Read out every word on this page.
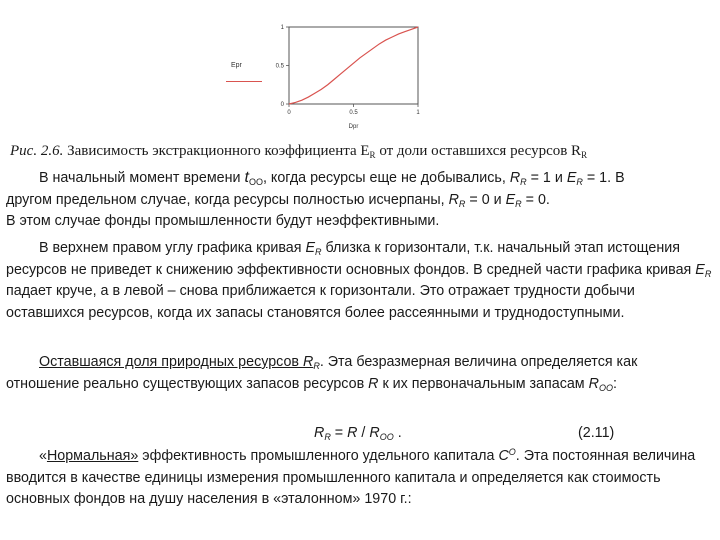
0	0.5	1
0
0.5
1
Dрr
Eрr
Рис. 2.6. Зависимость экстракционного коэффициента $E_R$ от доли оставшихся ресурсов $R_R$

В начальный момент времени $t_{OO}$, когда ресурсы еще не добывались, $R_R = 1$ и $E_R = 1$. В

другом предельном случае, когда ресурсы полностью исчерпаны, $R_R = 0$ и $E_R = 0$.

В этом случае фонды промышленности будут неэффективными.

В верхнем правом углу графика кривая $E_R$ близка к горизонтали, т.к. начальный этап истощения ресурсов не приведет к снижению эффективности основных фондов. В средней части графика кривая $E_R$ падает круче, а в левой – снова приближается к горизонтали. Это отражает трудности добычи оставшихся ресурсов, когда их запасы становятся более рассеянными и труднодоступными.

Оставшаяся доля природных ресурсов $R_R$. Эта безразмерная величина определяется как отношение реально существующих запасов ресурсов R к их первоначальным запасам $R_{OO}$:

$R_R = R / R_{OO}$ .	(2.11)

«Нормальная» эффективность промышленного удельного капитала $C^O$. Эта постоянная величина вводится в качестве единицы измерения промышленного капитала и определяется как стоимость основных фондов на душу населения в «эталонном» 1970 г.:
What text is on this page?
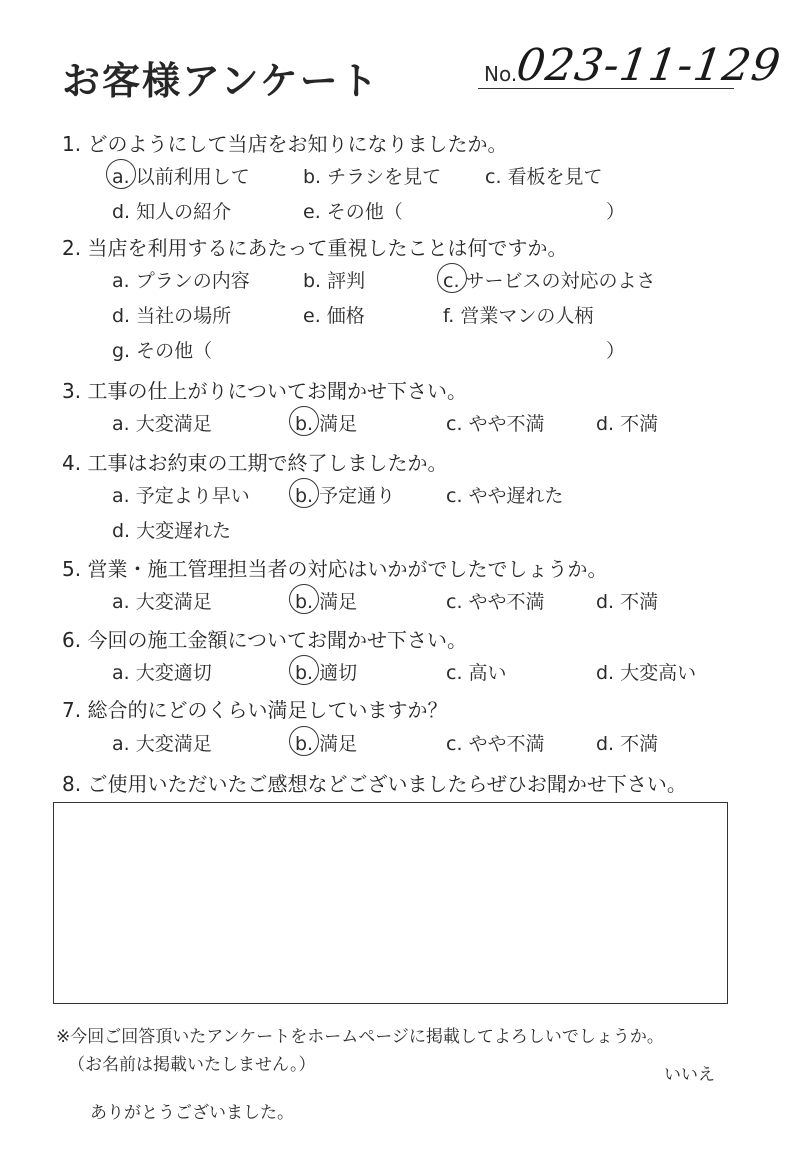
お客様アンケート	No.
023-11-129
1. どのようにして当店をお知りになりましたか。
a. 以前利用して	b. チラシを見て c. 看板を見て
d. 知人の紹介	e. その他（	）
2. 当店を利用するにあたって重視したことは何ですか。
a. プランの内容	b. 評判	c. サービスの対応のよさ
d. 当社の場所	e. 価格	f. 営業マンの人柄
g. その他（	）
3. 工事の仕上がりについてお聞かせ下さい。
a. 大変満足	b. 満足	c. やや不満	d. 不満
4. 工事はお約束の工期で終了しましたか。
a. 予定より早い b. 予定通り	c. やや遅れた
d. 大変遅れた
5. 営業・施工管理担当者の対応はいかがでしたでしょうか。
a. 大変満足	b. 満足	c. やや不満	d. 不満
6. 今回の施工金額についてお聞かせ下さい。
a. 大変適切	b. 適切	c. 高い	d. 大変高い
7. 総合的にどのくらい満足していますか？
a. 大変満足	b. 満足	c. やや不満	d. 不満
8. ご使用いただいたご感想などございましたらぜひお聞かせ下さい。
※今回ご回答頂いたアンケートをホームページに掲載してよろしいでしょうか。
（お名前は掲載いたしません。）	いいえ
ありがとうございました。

—————

* The task: Tally up the lines holding the string "величина" in this listing, and report the total alone.

* Right answer: 2